Description of the task: Tally the lines of the listing that contain the string "more". Give the number and nothing else.

** BEGIN Supplied records **

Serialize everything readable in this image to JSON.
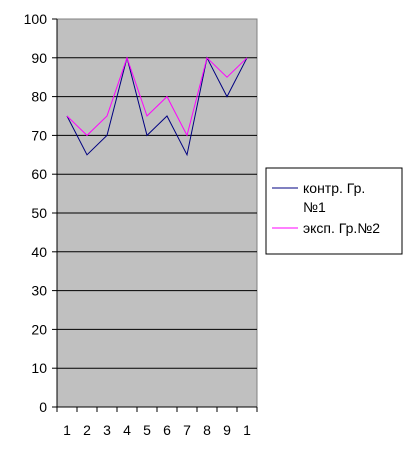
{
  "chart_data": {
    "type": "line",
    "x": [
      "1",
      "2",
      "3",
      "4",
      "5",
      "6",
      "7",
      "8",
      "9",
      "1"
    ],
    "series": [
      {
        "name": "контр. Гр. №1",
        "name_lines": [
          "контр. Гр.",
          "№1"
        ],
        "color": "#000080",
        "values": [
          75,
          65,
          70,
          90,
          70,
          75,
          65,
          90,
          80,
          90
        ]
      },
      {
        "name": "эксп. Гр.№2",
        "name_lines": [
          "эксп. Гр.№2"
        ],
        "color": "#ff00ff",
        "values": [
          75,
          70,
          75,
          90,
          75,
          80,
          70,
          90,
          85,
          90
        ]
      }
    ],
    "ylim": [
      0,
      100
    ],
    "yticks": [
      "0",
      "10",
      "20",
      "30",
      "40",
      "50",
      "60",
      "70",
      "80",
      "90",
      "100"
    ],
    "grid": true,
    "plot_background": "#c0c0c0",
    "legend_position": "right",
    "title": "",
    "xlabel": "",
    "ylabel": ""
  }
}
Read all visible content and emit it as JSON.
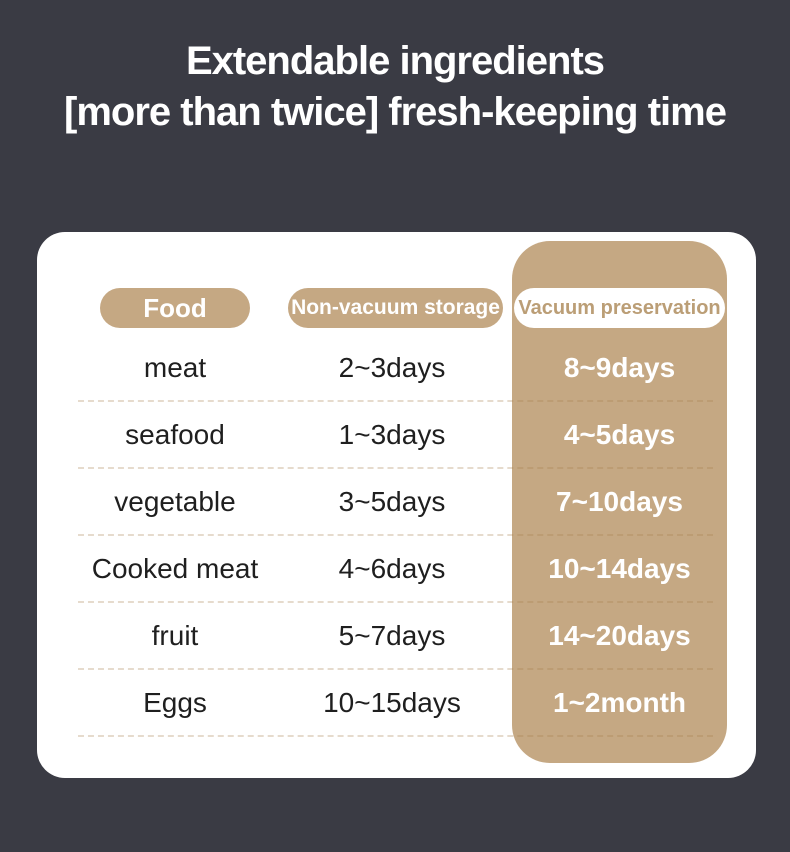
{
  "page": {
    "background_color": "#3a3b44",
    "accent_color": "#c5a883",
    "card_color": "#ffffff"
  },
  "title": {
    "line1": "Extendable ingredients",
    "line2": "[more than twice] fresh-keeping time"
  },
  "table": {
    "columns": [
      {
        "key": "food",
        "label": "Food"
      },
      {
        "key": "non_vacuum",
        "label": "Non-vacuum storage"
      },
      {
        "key": "vacuum",
        "label": "Vacuum preservation"
      }
    ],
    "rows": [
      {
        "food": "meat",
        "non_vacuum": "2~3days",
        "vacuum": "8~9days"
      },
      {
        "food": "seafood",
        "non_vacuum": "1~3days",
        "vacuum": "4~5days"
      },
      {
        "food": "vegetable",
        "non_vacuum": "3~5days",
        "vacuum": "7~10days"
      },
      {
        "food": "Cooked meat",
        "non_vacuum": "4~6days",
        "vacuum": "10~14days"
      },
      {
        "food": "fruit",
        "non_vacuum": "5~7days",
        "vacuum": "14~20days"
      },
      {
        "food": "Eggs",
        "non_vacuum": "10~15days",
        "vacuum": "1~2month"
      }
    ]
  },
  "chart_data": {
    "type": "table",
    "title": "Extendable ingredients [more than twice] fresh-keeping time",
    "columns": [
      "Food",
      "Non-vacuum storage",
      "Vacuum preservation"
    ],
    "rows": [
      [
        "meat",
        "2~3days",
        "8~9days"
      ],
      [
        "seafood",
        "1~3days",
        "4~5days"
      ],
      [
        "vegetable",
        "3~5days",
        "7~10days"
      ],
      [
        "Cooked meat",
        "4~6days",
        "10~14days"
      ],
      [
        "fruit",
        "5~7days",
        "14~20days"
      ],
      [
        "Eggs",
        "10~15days",
        "1~2month"
      ]
    ],
    "notes": "Vacuum preservation column highlighted in tan; values in bold white"
  }
}
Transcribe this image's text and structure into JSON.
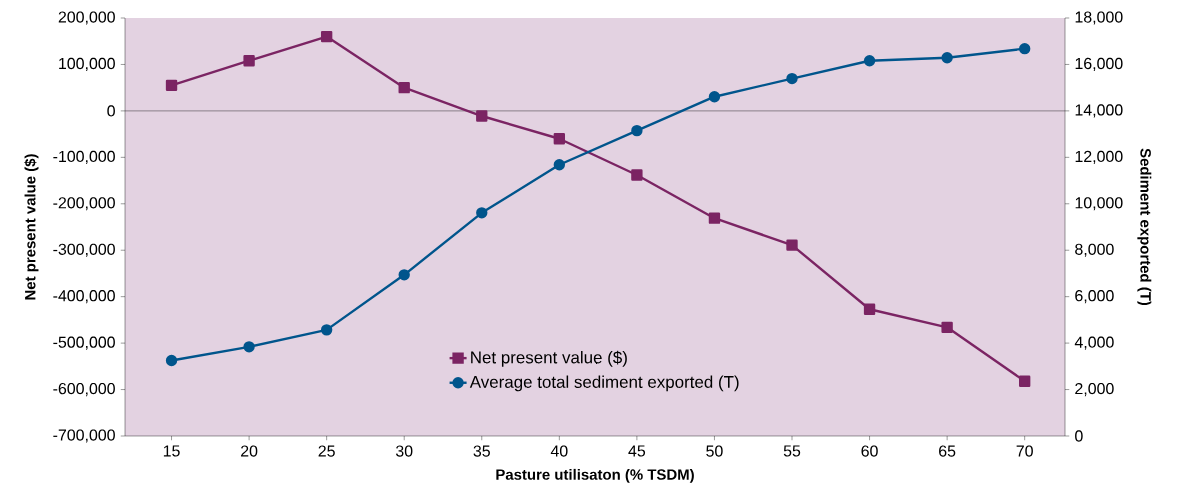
{
  "chart_data": {
    "type": "line",
    "xlabel": "Pasture utilisaton (% TSDM)",
    "ylabel": "Net present value ($)",
    "y2label": "Sediment exported (T)",
    "categories": [
      "15",
      "20",
      "25",
      "30",
      "35",
      "40",
      "45",
      "50",
      "55",
      "60",
      "65",
      "70"
    ],
    "series": [
      {
        "name": "Net present value ($)",
        "color": "#7b2463",
        "marker": "square",
        "values": [
          55000,
          108000,
          160000,
          50000,
          -11000,
          -60000,
          -138000,
          -231000,
          -289000,
          -427000,
          -466000,
          -582000
        ]
      },
      {
        "name": "Average total sediment exported (T)",
        "color": "#00558c",
        "marker": "circle",
        "axis": "y2",
        "values": [
          3250,
          3840,
          4570,
          6940,
          9610,
          11680,
          13150,
          14610,
          15390,
          16160,
          16290,
          16680
        ]
      }
    ],
    "ylim": [
      -700000,
      200000
    ],
    "yticks": [
      {
        "value": -700000,
        "label": "-700,000"
      },
      {
        "value": -600000,
        "label": "-600,000"
      },
      {
        "value": -500000,
        "label": "-500,000"
      },
      {
        "value": -400000,
        "label": "-400,000"
      },
      {
        "value": -300000,
        "label": "-300,000"
      },
      {
        "value": -200000,
        "label": "-200,000"
      },
      {
        "value": -100000,
        "label": "-100,000"
      },
      0,
      {
        "value": 100000,
        "label": "100,000"
      },
      {
        "value": 200000,
        "label": "200,000"
      }
    ],
    "y2lim": [
      0,
      18000
    ],
    "y2ticks": [
      0,
      {
        "value": 2000,
        "label": "2,000"
      },
      {
        "value": 4000,
        "label": "4,000"
      },
      {
        "value": 6000,
        "label": "6,000"
      },
      {
        "value": 8000,
        "label": "8,000"
      },
      {
        "value": 10000,
        "label": "10,000"
      },
      {
        "value": 12000,
        "label": "12,000"
      },
      {
        "value": 14000,
        "label": "14,000"
      },
      {
        "value": 16000,
        "label": "16,000"
      },
      {
        "value": 18000,
        "label": "18,000"
      }
    ],
    "ref_lines": [
      {
        "axis": "y",
        "value": 0,
        "color": "#000000"
      }
    ],
    "legend": "bottom",
    "grid": false
  }
}
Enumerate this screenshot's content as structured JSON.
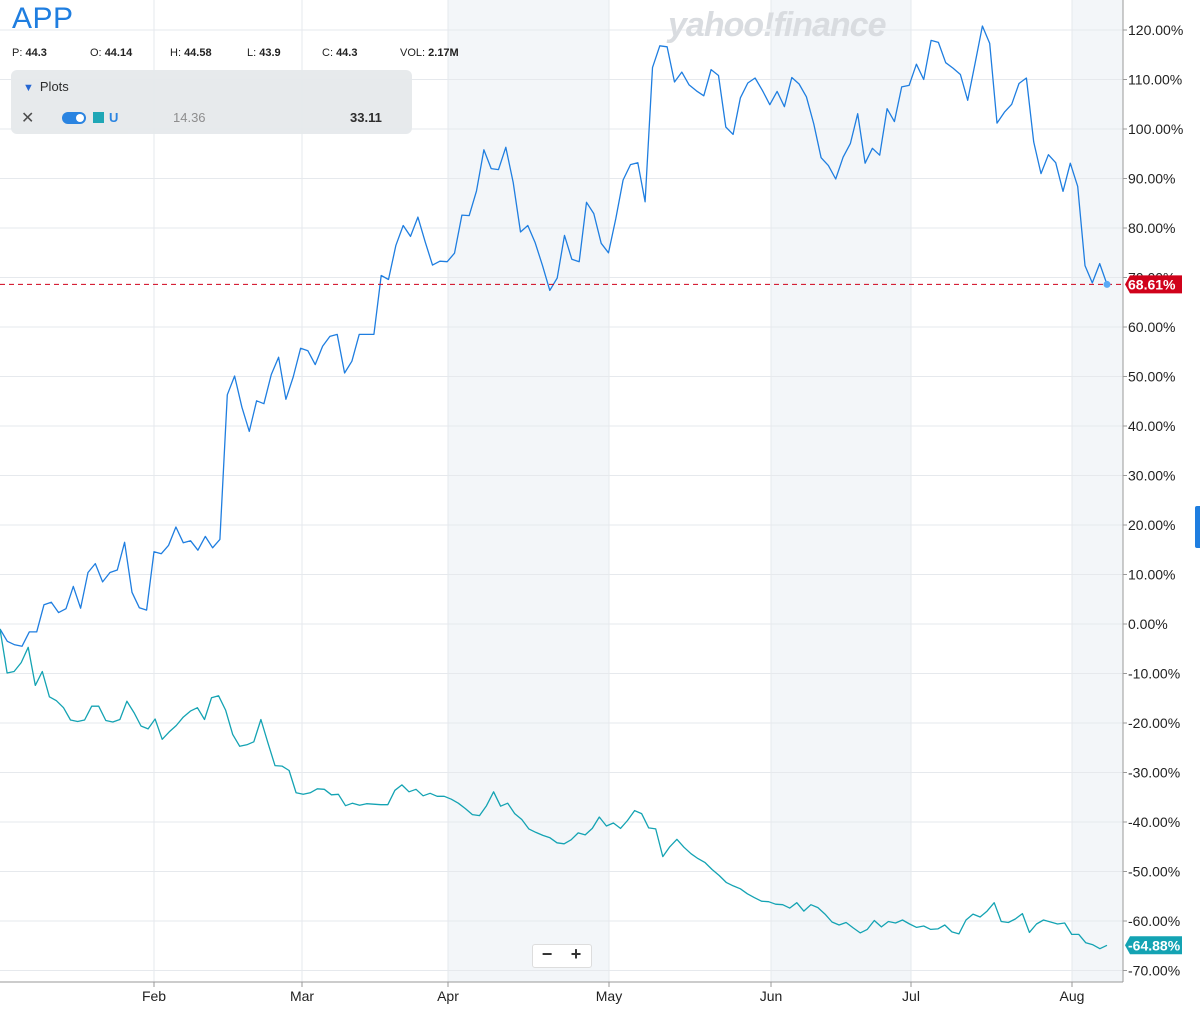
{
  "ticker": "APP",
  "watermark": "yahoo!finance",
  "ohlc": [
    {
      "label": "P:",
      "value": "44.3"
    },
    {
      "label": "O:",
      "value": "44.14"
    },
    {
      "label": "H:",
      "value": "44.58"
    },
    {
      "label": "L:",
      "value": "43.9"
    },
    {
      "label": "C:",
      "value": "44.3"
    },
    {
      "label": "VOL:",
      "value": "2.17M"
    }
  ],
  "plots_panel": {
    "header": "Plots",
    "row": {
      "symbol": "U",
      "value1": "14.36",
      "value2": "33.11",
      "close_glyph": "✕"
    }
  },
  "zoom": {
    "minus": "−",
    "plus": "+"
  },
  "colors": {
    "primary": "#1f7ee0",
    "comparison": "#14a3b3",
    "last_app_badge": "#d0021b",
    "last_u_badge": "#14a3b3"
  },
  "chart_data": {
    "type": "line",
    "y_unit": "%",
    "ylim": [
      -72,
      124
    ],
    "y_ticks": [
      "120.00%",
      "110.00%",
      "100.00%",
      "90.00%",
      "80.00%",
      "70.00%",
      "60.00%",
      "50.00%",
      "40.00%",
      "30.00%",
      "20.00%",
      "10.00%",
      "0.00%",
      "-10.00%",
      "-20.00%",
      "-30.00%",
      "-40.00%",
      "-50.00%",
      "-60.00%",
      "-70.00%"
    ],
    "x_ticks": [
      "Feb",
      "Mar",
      "Apr",
      "May",
      "Jun",
      "Jul",
      "Aug"
    ],
    "grid": true,
    "last_values": {
      "APP": "68.61%",
      "U": "-64.88%"
    },
    "series": [
      {
        "name": "APP",
        "values": [
          -1,
          -3.5,
          -4.2,
          -4.5,
          -1.6,
          -1.6,
          3.9,
          4.4,
          2.3,
          3.1,
          7.6,
          3.2,
          10.4,
          12.2,
          8.5,
          10.4,
          10.9,
          16.5,
          6.4,
          3.3,
          2.8,
          14.6,
          14.2,
          15.9,
          19.6,
          16.4,
          16.8,
          14.9,
          17.7,
          15.4,
          17.1,
          46.3,
          50.1,
          43.8,
          38.9,
          45.1,
          44.5,
          50.4,
          53.9,
          45.4,
          49.9,
          55.7,
          55.2,
          52.4,
          56.1,
          58.1,
          58.5,
          50.7,
          53.1,
          58.5,
          58.5,
          58.5,
          70.4,
          69.6,
          76.5,
          80.5,
          78.3,
          82.2,
          77.2,
          72.5,
          73.3,
          73.2,
          74.9,
          82.6,
          82.5,
          87.5,
          95.8,
          92,
          91.8,
          96.3,
          89.2,
          79.2,
          80.5,
          77,
          72.4,
          67.4,
          69.9,
          78.5,
          73.7,
          73.2,
          85.2,
          82.9,
          76.9,
          75,
          81.9,
          89.7,
          92.8,
          93.2,
          85.3,
          112.4,
          116.8,
          116.6,
          109.5,
          111.5,
          108.9,
          107.7,
          106.7,
          112,
          110.8,
          100.4,
          98.9,
          106.3,
          109.3,
          110.3,
          107.8,
          104.9,
          107.6,
          104.5,
          110.4,
          109.1,
          106.5,
          101,
          94.2,
          92.6,
          89.9,
          94.3,
          97.1,
          103.1,
          93.1,
          96.1,
          94.7,
          104.1,
          101.5,
          108.5,
          108.8,
          113.1,
          110,
          117.9,
          117.5,
          113.4,
          112.3,
          111,
          105.8,
          113.2,
          120.8,
          117.3,
          101.2,
          103.4,
          105,
          109.2,
          110.3,
          97.4,
          91,
          94.8,
          93.2,
          87.4,
          93.1,
          88.4,
          72.4,
          68.9,
          72.8,
          68.6
        ]
      },
      {
        "name": "U",
        "values": [
          -1,
          -9.9,
          -9.6,
          -7.8,
          -4.7,
          -12.4,
          -9.6,
          -14.7,
          -15.5,
          -16.9,
          -19.4,
          -19.7,
          -19.4,
          -16.6,
          -16.6,
          -19.5,
          -19.8,
          -19.3,
          -15.6,
          -17.9,
          -20.6,
          -21.2,
          -19.2,
          -23.3,
          -21.8,
          -20.5,
          -18.8,
          -17.6,
          -16.9,
          -19.3,
          -14.9,
          -14.5,
          -17.4,
          -22.3,
          -24.7,
          -24.4,
          -23.8,
          -19.3,
          -24,
          -28.6,
          -28.7,
          -29.6,
          -34.1,
          -34.4,
          -34.1,
          -33.3,
          -33.4,
          -34.5,
          -34.4,
          -36.7,
          -36.2,
          -36.6,
          -36.3,
          -36.4,
          -36.5,
          -36.5,
          -33.6,
          -32.5,
          -33.9,
          -33.4,
          -34.7,
          -34.2,
          -34.8,
          -34.8,
          -35.4,
          -36.2,
          -37.3,
          -38.5,
          -38.7,
          -36.7,
          -33.9,
          -36.8,
          -36.2,
          -38.3,
          -39.5,
          -41.4,
          -42.1,
          -42.7,
          -43.2,
          -44.2,
          -44.4,
          -43.6,
          -42.2,
          -42.6,
          -41.3,
          -39,
          -40.8,
          -40.2,
          -41.3,
          -39.7,
          -37.7,
          -38.3,
          -41.2,
          -41.4,
          -47,
          -45,
          -43.5,
          -45.1,
          -46.4,
          -47.4,
          -48.2,
          -49.6,
          -50.8,
          -52.2,
          -52.9,
          -53.5,
          -54.5,
          -55.3,
          -56,
          -56.1,
          -56.6,
          -56.7,
          -57.4,
          -56.3,
          -58,
          -56.7,
          -57.3,
          -58.6,
          -60.2,
          -60.8,
          -60.3,
          -61.4,
          -62.4,
          -61.7,
          -59.9,
          -61.2,
          -60.1,
          -60.4,
          -59.8,
          -60.6,
          -61.3,
          -61,
          -61.7,
          -61.6,
          -60.8,
          -62.2,
          -62.6,
          -59.8,
          -58.6,
          -59.2,
          -58,
          -56.3,
          -60.1,
          -60.3,
          -59.6,
          -58.5,
          -62.3,
          -60.6,
          -59.8,
          -60.2,
          -60.6,
          -60.4,
          -62.7,
          -62.7,
          -64.4,
          -64.8,
          -65.6,
          -64.9
        ]
      }
    ]
  }
}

** END Supplied records **

Result: 2